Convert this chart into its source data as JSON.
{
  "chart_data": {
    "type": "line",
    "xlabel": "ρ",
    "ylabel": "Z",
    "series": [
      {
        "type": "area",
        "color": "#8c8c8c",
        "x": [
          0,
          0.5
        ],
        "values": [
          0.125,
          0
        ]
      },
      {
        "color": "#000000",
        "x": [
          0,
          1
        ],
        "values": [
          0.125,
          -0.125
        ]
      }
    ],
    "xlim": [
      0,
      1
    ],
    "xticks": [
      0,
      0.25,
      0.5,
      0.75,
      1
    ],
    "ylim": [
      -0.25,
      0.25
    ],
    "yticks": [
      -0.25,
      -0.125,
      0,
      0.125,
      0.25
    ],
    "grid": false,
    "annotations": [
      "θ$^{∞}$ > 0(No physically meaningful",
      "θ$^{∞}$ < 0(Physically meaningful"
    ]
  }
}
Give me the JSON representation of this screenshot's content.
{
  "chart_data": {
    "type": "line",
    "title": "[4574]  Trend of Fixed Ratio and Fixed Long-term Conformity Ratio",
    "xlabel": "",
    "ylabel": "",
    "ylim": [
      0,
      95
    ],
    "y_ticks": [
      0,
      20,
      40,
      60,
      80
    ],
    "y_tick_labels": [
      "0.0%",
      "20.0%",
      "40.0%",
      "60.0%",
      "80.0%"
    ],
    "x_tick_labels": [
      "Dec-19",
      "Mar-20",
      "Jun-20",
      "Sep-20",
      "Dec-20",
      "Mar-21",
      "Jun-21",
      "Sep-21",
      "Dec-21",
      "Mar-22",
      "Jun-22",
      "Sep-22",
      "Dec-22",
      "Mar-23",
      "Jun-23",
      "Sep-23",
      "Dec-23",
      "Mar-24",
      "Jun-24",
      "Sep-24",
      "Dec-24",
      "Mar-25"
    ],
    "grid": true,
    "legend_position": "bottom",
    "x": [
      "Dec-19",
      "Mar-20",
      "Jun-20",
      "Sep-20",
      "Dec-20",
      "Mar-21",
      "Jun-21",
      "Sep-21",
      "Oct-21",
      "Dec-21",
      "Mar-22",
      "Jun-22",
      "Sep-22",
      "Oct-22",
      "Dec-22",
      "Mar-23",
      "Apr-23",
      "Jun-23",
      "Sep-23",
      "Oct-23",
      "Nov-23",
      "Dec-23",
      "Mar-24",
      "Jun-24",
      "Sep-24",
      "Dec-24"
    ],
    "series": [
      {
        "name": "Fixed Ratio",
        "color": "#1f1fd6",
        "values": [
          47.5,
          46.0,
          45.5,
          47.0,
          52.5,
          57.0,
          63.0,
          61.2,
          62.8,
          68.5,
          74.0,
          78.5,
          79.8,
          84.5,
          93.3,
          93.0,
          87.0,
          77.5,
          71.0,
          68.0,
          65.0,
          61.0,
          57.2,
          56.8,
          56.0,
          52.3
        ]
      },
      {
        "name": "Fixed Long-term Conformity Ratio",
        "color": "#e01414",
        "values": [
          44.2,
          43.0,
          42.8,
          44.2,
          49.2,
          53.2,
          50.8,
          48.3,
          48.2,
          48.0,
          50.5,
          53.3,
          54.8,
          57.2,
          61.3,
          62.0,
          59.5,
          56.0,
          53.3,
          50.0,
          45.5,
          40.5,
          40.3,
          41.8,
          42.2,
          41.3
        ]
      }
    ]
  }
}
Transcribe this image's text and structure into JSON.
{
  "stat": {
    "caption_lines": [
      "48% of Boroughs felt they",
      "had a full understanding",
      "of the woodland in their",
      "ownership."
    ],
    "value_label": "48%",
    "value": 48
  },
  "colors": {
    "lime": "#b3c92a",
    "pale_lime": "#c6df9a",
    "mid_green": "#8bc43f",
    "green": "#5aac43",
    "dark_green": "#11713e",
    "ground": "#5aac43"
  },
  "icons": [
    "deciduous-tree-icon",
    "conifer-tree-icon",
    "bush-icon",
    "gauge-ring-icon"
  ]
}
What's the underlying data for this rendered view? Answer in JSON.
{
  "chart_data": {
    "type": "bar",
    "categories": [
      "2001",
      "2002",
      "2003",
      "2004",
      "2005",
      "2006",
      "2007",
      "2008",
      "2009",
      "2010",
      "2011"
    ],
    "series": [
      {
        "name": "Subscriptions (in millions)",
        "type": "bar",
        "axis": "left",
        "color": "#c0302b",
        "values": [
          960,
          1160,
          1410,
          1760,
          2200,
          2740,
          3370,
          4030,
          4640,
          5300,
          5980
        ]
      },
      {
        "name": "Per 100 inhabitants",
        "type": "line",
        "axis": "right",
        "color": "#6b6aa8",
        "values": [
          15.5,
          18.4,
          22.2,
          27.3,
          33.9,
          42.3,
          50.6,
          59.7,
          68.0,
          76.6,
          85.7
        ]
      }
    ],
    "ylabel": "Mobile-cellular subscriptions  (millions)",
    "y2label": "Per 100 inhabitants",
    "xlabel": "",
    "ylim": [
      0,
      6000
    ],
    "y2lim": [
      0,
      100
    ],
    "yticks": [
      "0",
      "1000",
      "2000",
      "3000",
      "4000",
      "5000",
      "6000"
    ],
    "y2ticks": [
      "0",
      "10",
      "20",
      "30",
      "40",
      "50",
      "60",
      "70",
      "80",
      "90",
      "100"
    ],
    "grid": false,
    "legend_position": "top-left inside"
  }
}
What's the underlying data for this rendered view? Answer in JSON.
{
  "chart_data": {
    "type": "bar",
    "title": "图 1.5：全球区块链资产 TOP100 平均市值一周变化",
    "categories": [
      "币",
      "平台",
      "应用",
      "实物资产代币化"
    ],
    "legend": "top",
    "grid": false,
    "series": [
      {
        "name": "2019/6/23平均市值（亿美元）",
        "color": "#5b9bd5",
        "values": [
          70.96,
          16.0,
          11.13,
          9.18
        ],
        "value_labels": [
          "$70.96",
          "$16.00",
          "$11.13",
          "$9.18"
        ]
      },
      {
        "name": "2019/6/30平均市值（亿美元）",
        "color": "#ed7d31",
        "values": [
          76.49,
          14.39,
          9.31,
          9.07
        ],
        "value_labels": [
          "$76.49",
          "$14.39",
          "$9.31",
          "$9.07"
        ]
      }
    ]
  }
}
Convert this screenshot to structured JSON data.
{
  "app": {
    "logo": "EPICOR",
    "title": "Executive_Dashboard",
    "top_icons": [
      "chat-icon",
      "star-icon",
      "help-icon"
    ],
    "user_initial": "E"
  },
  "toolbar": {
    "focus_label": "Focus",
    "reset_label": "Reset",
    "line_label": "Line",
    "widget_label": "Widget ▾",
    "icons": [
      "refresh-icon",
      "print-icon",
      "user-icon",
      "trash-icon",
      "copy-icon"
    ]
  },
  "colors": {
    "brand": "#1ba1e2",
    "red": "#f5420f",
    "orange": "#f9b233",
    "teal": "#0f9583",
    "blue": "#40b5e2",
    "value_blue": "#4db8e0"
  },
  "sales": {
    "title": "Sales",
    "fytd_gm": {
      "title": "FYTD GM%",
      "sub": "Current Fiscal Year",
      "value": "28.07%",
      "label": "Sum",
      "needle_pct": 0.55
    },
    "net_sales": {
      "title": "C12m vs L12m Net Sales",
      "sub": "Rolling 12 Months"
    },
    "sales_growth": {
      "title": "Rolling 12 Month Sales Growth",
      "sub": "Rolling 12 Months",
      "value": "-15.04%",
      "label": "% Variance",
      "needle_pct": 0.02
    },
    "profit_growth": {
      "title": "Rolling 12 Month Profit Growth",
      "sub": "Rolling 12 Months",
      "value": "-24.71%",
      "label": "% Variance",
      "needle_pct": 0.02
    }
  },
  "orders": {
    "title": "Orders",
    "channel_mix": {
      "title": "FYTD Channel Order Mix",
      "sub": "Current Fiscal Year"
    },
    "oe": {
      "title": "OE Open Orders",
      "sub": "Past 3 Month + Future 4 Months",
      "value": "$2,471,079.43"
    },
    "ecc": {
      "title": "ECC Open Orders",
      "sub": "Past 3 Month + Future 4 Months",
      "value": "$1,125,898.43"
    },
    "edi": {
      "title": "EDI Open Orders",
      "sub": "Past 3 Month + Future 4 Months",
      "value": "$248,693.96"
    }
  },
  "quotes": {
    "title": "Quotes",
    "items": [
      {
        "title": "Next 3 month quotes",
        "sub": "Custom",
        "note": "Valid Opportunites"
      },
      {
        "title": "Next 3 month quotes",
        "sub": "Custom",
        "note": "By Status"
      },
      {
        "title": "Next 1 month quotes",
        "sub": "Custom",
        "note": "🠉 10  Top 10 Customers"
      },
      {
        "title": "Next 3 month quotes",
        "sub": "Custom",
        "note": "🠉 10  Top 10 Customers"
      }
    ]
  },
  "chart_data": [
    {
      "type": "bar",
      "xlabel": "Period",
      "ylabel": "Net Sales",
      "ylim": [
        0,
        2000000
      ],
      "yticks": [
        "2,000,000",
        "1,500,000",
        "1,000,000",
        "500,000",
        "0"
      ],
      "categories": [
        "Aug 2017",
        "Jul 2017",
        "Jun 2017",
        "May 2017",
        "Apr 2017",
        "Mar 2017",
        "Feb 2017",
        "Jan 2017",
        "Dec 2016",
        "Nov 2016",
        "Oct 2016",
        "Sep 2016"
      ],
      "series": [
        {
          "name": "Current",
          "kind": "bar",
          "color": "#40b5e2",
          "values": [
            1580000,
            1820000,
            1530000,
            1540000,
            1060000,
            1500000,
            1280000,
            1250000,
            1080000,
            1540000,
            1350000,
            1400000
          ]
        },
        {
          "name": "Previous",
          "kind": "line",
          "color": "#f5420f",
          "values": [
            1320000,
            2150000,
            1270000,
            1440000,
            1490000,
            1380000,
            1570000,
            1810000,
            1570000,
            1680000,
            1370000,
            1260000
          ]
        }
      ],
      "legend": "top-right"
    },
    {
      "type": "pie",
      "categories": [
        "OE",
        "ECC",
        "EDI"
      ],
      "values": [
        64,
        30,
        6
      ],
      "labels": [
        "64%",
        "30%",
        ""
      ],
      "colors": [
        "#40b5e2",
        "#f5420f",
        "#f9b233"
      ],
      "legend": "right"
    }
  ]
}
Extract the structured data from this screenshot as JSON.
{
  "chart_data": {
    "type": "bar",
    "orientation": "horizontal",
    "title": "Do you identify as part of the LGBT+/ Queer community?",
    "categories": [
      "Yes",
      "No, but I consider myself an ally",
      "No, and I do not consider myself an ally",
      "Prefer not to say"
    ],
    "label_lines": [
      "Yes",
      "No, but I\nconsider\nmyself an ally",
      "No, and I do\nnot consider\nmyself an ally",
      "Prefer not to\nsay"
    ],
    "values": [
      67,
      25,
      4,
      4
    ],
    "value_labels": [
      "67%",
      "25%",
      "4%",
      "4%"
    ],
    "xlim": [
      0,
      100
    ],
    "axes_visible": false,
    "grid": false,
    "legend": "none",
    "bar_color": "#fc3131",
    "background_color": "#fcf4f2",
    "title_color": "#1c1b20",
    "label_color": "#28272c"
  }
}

----------------

TO DO — Retype only the lines running from the line with "Extract the structured" to the end of the listing, including both of those lines.

OUTPUT BELOW —
Extract the structured data from this screenshot as JSON.
{
  "chart_data": {
    "type": "bar",
    "orientation": "horizontal",
    "title": "Do you identify as part of the LGBT+/ Queer community?",
    "categories": [
      "Yes",
      "No, but I consider myself an ally",
      "No, and I do not consider myself an ally",
      "Prefer not to say"
    ],
    "label_lines": [
      "Yes",
      "No, but I\nconsider\nmyself an ally",
      "No, and I do\nnot consider\nmyself an ally",
      "Prefer not to\nsay"
    ],
    "values": [
      67,
      25,
      4,
      4
    ],
    "value_labels": [
      "67%",
      "25%",
      "4%",
      "4%"
    ],
    "xlim": [
      0,
      100
    ],
    "axes_visible": false,
    "grid": false,
    "legend": "none",
    "bar_color": "#fc3131",
    "background_color": "#fcf4f2",
    "title_color": "#1c1b20",
    "label_color": "#28272c"
  }
}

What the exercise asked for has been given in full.